### Problem requirements
Scan the material that follows. Copy every line containing the word "name".

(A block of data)
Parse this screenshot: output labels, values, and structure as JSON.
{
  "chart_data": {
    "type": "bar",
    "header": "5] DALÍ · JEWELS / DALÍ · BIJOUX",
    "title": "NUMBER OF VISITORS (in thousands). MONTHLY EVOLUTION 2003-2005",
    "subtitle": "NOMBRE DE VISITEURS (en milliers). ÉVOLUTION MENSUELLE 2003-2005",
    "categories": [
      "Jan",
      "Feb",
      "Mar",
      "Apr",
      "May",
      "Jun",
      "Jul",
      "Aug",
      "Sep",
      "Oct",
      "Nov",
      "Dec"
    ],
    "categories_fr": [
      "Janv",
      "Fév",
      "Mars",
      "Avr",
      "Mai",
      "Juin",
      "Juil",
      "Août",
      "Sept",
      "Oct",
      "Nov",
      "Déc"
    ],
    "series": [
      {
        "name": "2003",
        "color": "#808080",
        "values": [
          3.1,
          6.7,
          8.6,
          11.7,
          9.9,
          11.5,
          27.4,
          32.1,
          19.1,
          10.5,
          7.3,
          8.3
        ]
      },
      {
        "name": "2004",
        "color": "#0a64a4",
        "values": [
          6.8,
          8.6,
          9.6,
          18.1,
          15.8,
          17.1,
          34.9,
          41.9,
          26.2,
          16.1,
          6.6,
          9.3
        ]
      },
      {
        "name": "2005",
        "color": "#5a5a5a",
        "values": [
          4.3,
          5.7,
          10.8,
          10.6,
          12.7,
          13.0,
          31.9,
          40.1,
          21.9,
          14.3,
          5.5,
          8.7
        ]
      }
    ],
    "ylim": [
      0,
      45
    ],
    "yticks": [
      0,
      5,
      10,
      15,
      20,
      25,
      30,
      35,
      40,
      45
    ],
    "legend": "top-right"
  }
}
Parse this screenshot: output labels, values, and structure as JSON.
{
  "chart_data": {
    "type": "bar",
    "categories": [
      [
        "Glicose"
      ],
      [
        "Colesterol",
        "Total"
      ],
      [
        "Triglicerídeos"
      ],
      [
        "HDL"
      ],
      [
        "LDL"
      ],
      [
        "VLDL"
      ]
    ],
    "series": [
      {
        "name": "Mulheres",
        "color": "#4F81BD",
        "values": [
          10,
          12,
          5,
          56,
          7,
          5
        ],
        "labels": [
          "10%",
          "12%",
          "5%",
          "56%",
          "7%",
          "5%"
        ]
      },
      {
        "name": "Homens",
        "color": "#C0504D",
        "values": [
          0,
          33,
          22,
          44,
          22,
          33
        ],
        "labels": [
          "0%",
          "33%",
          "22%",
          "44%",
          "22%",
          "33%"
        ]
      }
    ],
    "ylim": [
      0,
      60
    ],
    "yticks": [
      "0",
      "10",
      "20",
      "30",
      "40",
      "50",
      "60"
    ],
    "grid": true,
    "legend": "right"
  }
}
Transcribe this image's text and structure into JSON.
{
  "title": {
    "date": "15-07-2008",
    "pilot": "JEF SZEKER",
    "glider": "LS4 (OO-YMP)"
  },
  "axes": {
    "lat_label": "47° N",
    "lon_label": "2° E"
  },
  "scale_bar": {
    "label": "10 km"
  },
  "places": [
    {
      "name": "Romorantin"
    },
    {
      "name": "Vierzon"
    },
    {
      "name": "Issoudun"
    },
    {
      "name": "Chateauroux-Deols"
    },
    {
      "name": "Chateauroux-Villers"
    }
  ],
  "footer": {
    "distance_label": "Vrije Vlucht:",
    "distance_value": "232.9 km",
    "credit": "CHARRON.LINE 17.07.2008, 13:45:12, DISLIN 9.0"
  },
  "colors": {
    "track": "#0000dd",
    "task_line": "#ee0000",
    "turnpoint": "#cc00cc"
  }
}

### Written answer
        "name": "2003",
        "name": "2004",
        "name": "2005",
        "name": "Mulheres",
        "name": "Homens",
      "name": "Romorantin"
      "name": "Vierzon"
      "name": "Issoudun"
      "name": "Chateauroux-Deols"
      "name": "Chateauroux-Villers"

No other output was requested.